Extracted records:
◇ ◇ ◇ ◇ ◇ ◇ ◇
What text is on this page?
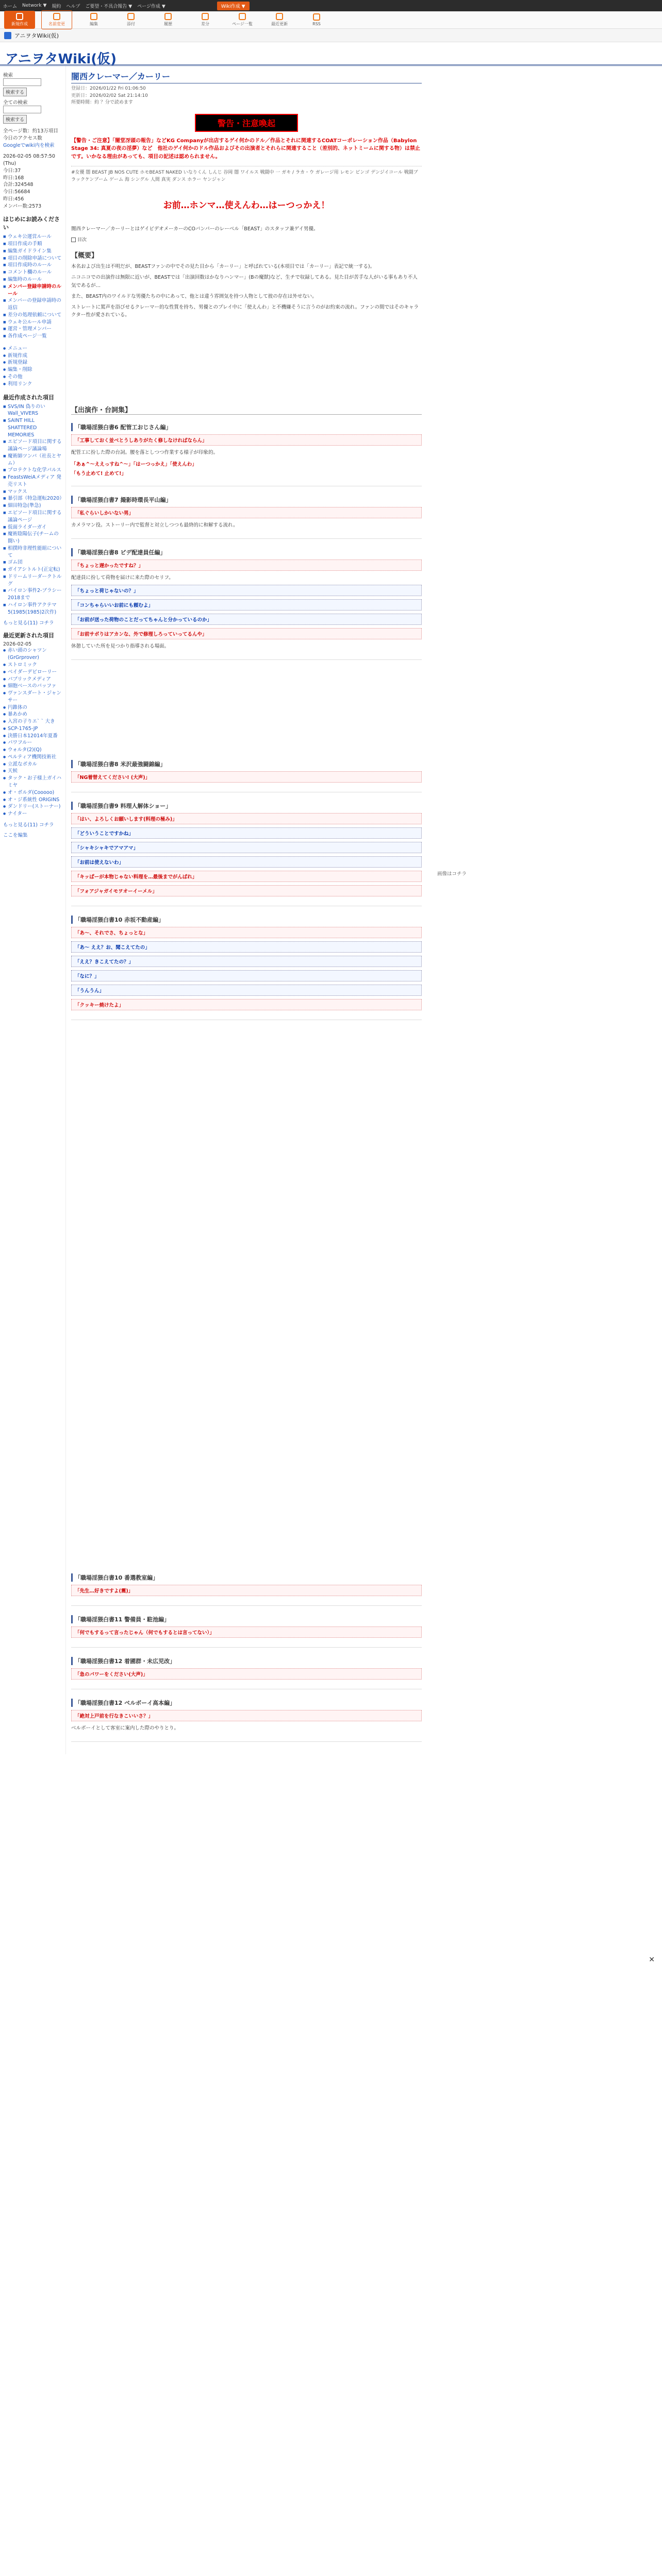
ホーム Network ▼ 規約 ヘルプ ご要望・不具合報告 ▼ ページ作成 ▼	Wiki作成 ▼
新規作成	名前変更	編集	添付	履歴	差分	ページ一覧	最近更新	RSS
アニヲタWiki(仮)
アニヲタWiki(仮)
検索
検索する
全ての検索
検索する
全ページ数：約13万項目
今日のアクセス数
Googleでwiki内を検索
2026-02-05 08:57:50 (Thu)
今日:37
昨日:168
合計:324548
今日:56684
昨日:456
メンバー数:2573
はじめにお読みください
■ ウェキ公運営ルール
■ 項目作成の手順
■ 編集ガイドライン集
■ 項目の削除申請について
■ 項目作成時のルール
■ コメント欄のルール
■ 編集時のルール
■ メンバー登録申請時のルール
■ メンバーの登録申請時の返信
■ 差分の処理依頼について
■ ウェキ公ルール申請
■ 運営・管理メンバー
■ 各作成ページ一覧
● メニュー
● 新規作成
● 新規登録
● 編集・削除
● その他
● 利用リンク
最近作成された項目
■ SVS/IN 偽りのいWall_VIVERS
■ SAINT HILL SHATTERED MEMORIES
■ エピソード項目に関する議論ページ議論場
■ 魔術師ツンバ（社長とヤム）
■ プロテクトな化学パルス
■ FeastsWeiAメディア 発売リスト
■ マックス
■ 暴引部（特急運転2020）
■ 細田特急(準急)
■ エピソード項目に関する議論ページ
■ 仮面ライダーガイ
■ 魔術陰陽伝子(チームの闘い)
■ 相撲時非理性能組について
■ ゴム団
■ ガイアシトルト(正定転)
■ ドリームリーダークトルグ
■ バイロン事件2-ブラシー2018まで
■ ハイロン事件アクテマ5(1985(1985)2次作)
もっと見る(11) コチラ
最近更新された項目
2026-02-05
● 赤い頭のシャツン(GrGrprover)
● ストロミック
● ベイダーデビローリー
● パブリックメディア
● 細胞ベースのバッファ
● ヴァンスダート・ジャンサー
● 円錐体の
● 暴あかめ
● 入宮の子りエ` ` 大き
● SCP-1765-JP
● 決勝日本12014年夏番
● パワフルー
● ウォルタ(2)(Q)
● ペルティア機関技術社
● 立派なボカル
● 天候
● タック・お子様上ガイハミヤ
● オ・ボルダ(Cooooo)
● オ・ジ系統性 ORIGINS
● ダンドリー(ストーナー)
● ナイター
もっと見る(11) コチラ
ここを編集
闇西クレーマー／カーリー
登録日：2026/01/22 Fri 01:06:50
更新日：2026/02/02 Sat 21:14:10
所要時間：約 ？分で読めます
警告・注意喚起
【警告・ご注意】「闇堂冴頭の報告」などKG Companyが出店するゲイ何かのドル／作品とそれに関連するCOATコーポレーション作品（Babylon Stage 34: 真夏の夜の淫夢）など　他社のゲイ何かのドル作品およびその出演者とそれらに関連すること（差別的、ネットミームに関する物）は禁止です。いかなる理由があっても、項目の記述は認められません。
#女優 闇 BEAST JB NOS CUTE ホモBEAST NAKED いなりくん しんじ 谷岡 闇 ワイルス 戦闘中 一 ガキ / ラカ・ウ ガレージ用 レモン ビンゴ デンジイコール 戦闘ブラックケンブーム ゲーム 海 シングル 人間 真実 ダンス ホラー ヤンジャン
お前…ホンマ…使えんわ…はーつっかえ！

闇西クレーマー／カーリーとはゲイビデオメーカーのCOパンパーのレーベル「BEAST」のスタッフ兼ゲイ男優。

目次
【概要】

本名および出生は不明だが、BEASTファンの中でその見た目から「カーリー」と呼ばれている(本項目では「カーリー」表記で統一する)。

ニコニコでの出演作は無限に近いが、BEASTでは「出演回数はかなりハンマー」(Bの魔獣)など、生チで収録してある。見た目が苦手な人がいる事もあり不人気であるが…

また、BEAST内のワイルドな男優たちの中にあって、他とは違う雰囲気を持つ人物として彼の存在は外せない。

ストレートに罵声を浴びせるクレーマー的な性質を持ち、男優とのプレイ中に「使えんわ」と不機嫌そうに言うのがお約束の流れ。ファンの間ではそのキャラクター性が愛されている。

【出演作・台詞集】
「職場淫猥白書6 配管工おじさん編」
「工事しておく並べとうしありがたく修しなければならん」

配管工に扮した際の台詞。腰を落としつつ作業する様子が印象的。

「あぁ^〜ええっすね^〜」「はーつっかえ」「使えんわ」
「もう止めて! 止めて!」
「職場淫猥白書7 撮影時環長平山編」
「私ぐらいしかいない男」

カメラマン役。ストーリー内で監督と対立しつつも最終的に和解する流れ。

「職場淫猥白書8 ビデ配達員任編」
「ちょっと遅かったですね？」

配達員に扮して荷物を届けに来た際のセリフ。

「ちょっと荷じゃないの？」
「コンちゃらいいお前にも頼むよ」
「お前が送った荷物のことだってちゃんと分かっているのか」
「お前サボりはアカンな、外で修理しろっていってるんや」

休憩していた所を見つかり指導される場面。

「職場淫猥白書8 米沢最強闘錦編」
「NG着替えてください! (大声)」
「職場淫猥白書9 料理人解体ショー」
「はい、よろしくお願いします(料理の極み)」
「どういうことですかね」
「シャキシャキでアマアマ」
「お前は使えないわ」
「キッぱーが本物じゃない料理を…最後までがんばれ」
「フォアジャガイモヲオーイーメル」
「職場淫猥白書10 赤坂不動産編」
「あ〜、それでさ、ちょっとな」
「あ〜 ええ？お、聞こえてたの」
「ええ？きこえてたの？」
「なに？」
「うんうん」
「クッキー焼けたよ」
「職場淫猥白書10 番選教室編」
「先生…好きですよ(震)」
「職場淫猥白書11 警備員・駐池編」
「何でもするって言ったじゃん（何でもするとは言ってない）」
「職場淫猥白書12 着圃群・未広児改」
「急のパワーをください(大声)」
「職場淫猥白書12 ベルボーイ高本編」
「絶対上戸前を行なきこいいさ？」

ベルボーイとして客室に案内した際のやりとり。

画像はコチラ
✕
◇ ◇ ◇ ◇ ◇ ◇ ◇
◆ **TASK REQUIREMENTS**
Exclude all images and restate the records above word for word.

◆ **TASK RESPONSE**
What text is on this page?
ホーム Network ▼ 規約 ヘルプ ご要望・不具合報告 ▼ ページ作成 ▼	Wiki作成 ▼
新規作成	名前変更	編集	添付	履歴	差分	ページ一覧	最近更新	RSS
アニヲタWiki(仮)
アニヲタWiki(仮)
検索
検索する
全ての検索
検索する
全ページ数：約13万項目
今日のアクセス数
Googleでwiki内を検索
2026-02-05 08:57:50 (Thu)
今日:37
昨日:168
合計:324548
今日:56684
昨日:456
メンバー数:2573
はじめにお読みください
■ ウェキ公運営ルール
■ 項目作成の手順
■ 編集ガイドライン集
■ 項目の削除申請について
■ 項目作成時のルール
■ コメント欄のルール
■ 編集時のルール
■ メンバー登録申請時のルール
■ メンバーの登録申請時の返信
■ 差分の処理依頼について
■ ウェキ公ルール申請
■ 運営・管理メンバー
■ 各作成ページ一覧
● メニュー
● 新規作成
● 新規登録
● 編集・削除
● その他
● 利用リンク
最近作成された項目
■ SVS/IN 偽りのいWall_VIVERS
■ SAINT HILL SHATTERED MEMORIES
■ エピソード項目に関する議論ページ議論場
■ 魔術師ツンバ（社長とヤム）
■ プロテクトな化学パルス
■ FeastsWeiAメディア 発売リスト
■ マックス
■ 暴引部（特急運転2020）
■ 細田特急(準急)
■ エピソード項目に関する議論ページ
■ 仮面ライダーガイ
■ 魔術陰陽伝子(チームの闘い)
■ 相撲時非理性能組について
■ ゴム団
■ ガイアシトルト(正定転)
■ ドリームリーダークトルグ
■ バイロン事件2-ブラシー2018まで
■ ハイロン事件アクテマ5(1985(1985)2次作)
もっと見る(11) コチラ
最近更新された項目
2026-02-05
● 赤い頭のシャツン(GrGrprover)
● ストロミック
● ベイダーデビローリー
● パブリックメディア
● 細胞ベースのバッファ
● ヴァンスダート・ジャンサー
● 円錐体の
● 暴あかめ
● 入宮の子りエ` ` 大き
● SCP-1765-JP
● 決勝日本12014年夏番
● パワフルー
● ウォルタ(2)(Q)
● ペルティア機関技術社
● 立派なボカル
● 天候
● タック・お子様上ガイハミヤ
● オ・ボルダ(Cooooo)
● オ・ジ系統性 ORIGINS
● ダンドリー(ストーナー)
● ナイター
もっと見る(11) コチラ
ここを編集
闇西クレーマー／カーリー
登録日：2026/01/22 Fri 01:06:50
更新日：2026/02/02 Sat 21:14:10
所要時間：約 ？分で読めます
警告・注意喚起
【警告・ご注意】「闇堂冴頭の報告」などKG Companyが出店するゲイ何かのドル／作品とそれに関連するCOATコーポレーション作品（Babylon Stage 34: 真夏の夜の淫夢）など　他社のゲイ何かのドル作品およびその出演者とそれらに関連すること（差別的、ネットミームに関する物）は禁止です。いかなる理由があっても、項目の記述は認められません。
#女優 闇 BEAST JB NOS CUTE ホモBEAST NAKED いなりくん しんじ 谷岡 闇 ワイルス 戦闘中 一 ガキ / ラカ・ウ ガレージ用 レモン ビンゴ デンジイコール 戦闘ブラックケンブーム ゲーム 海 シングル 人間 真実 ダンス ホラー ヤンジャン
お前…ホンマ…使えんわ…はーつっかえ！

闇西クレーマー／カーリーとはゲイビデオメーカーのCOパンパーのレーベル「BEAST」のスタッフ兼ゲイ男優。

目次
【概要】

本名および出生は不明だが、BEASTファンの中でその見た目から「カーリー」と呼ばれている(本項目では「カーリー」表記で統一する)。

ニコニコでの出演作は無限に近いが、BEASTでは「出演回数はかなりハンマー」(Bの魔獣)など、生チで収録してある。見た目が苦手な人がいる事もあり不人気であるが…

また、BEAST内のワイルドな男優たちの中にあって、他とは違う雰囲気を持つ人物として彼の存在は外せない。

ストレートに罵声を浴びせるクレーマー的な性質を持ち、男優とのプレイ中に「使えんわ」と不機嫌そうに言うのがお約束の流れ。ファンの間ではそのキャラクター性が愛されている。

【出演作・台詞集】
「職場淫猥白書6 配管工おじさん編」
「工事しておく並べとうしありがたく修しなければならん」

配管工に扮した際の台詞。腰を落としつつ作業する様子が印象的。

「あぁ^〜ええっすね^〜」「はーつっかえ」「使えんわ」
「もう止めて! 止めて!」
「職場淫猥白書7 撮影時環長平山編」
「私ぐらいしかいない男」

カメラマン役。ストーリー内で監督と対立しつつも最終的に和解する流れ。

「職場淫猥白書8 ビデ配達員任編」
「ちょっと遅かったですね？」

配達員に扮して荷物を届けに来た際のセリフ。

「ちょっと荷じゃないの？」
「コンちゃらいいお前にも頼むよ」
「お前が送った荷物のことだってちゃんと分かっているのか」
「お前サボりはアカンな、外で修理しろっていってるんや」

休憩していた所を見つかり指導される場面。

「職場淫猥白書8 米沢最強闘錦編」
「NG着替えてください! (大声)」
「職場淫猥白書9 料理人解体ショー」
「はい、よろしくお願いします(料理の極み)」
「どういうことですかね」
「シャキシャキでアマアマ」
「お前は使えないわ」
「キッぱーが本物じゃない料理を…最後までがんばれ」
「フォアジャガイモヲオーイーメル」
「職場淫猥白書10 赤坂不動産編」
「あ〜、それでさ、ちょっとな」
「あ〜 ええ？お、聞こえてたの」
「ええ？きこえてたの？」
「なに？」
「うんうん」
「クッキー焼けたよ」
「職場淫猥白書10 番選教室編」
「先生…好きですよ(震)」
「職場淫猥白書11 警備員・駐池編」
「何でもするって言ったじゃん（何でもするとは言ってない）」
「職場淫猥白書12 着圃群・未広児改」
「急のパワーをください(大声)」
「職場淫猥白書12 ベルボーイ高本編」
「絶対上戸前を行なきこいいさ？」

ベルボーイとして客室に案内した際のやりとり。

画像はコチラ
✕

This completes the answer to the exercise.